What needs to be done: Only the lines holding the string "status" are needed. Copy each one.

_ _ _ _ _ _ _

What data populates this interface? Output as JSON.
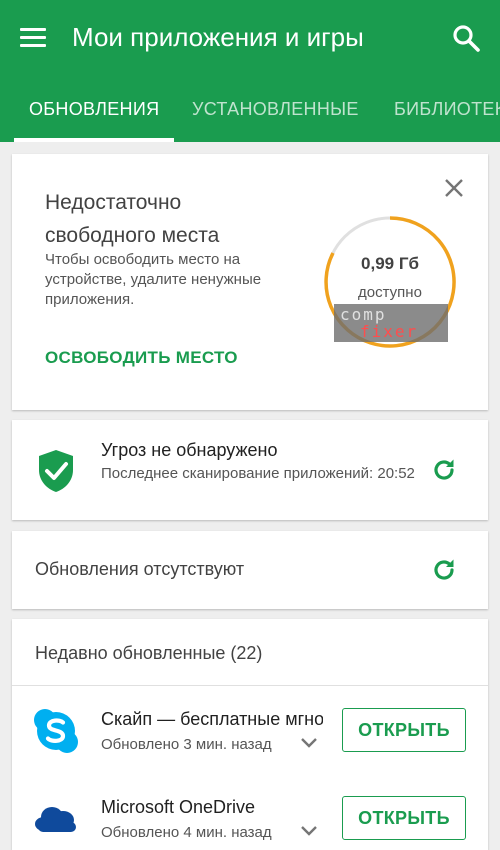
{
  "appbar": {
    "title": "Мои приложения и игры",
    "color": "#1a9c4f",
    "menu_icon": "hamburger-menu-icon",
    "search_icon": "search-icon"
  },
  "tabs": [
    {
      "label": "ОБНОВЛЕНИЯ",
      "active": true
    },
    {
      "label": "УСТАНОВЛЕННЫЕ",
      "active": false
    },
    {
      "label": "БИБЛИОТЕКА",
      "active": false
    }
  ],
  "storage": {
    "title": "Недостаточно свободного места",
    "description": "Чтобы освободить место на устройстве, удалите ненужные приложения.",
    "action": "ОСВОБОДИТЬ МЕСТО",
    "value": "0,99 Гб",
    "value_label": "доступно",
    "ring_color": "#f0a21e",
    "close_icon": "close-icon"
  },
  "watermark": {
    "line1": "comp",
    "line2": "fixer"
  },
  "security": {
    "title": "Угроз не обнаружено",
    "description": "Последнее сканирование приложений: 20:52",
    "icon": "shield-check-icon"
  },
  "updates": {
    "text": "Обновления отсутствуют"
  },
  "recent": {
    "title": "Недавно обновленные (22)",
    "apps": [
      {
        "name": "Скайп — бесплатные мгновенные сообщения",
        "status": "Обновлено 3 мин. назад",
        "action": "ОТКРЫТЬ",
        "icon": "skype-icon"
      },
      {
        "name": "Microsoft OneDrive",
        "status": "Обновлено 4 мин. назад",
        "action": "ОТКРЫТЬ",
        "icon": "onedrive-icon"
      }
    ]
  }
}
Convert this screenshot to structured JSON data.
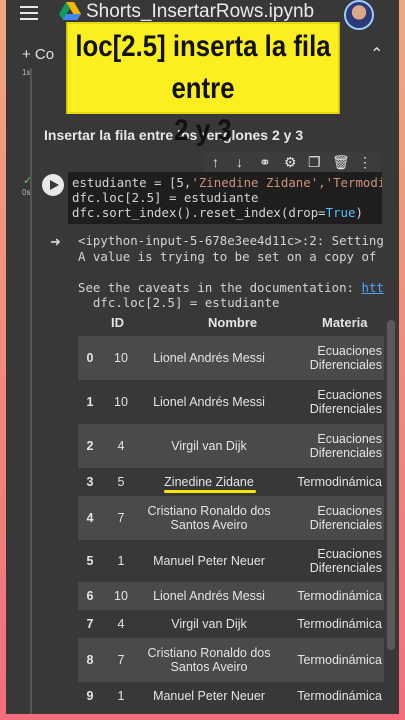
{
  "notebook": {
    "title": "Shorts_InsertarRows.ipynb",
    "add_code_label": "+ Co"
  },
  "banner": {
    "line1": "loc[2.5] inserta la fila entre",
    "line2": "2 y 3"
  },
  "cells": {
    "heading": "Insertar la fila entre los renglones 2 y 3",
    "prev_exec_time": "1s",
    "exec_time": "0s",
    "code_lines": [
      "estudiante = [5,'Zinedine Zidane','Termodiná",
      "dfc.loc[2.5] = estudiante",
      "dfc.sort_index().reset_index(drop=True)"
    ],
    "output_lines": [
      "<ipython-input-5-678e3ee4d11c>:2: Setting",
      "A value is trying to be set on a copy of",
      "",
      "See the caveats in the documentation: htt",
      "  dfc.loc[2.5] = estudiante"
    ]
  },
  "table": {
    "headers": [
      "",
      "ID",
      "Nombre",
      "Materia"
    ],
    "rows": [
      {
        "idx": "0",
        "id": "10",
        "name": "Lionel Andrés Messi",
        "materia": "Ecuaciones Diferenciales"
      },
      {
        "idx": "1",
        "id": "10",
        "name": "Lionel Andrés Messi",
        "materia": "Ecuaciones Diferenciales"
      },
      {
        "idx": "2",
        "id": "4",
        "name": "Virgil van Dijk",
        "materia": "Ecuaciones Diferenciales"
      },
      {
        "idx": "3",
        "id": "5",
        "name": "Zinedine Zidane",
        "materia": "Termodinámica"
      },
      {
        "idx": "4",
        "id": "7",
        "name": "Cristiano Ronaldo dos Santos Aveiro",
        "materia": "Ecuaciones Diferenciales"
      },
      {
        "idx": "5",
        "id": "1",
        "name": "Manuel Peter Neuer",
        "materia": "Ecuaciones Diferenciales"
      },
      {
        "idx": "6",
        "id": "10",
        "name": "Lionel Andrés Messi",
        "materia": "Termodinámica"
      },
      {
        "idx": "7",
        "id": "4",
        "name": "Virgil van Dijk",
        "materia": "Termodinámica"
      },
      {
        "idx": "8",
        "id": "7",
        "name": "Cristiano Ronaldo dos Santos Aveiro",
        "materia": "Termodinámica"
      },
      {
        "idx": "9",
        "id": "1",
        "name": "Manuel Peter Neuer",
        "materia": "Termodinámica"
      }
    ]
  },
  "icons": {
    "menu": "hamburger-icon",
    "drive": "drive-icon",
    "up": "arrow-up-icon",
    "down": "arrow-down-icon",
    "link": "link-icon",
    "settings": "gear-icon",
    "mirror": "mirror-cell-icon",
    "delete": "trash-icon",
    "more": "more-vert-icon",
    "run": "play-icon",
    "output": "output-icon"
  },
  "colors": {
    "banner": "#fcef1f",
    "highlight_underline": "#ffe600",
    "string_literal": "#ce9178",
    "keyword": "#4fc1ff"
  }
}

_ _ _ _ _ _ _

Output below:
        "status": "Обновлено 3 мин. назад",
        "status": "Обновлено 4 мин. назад",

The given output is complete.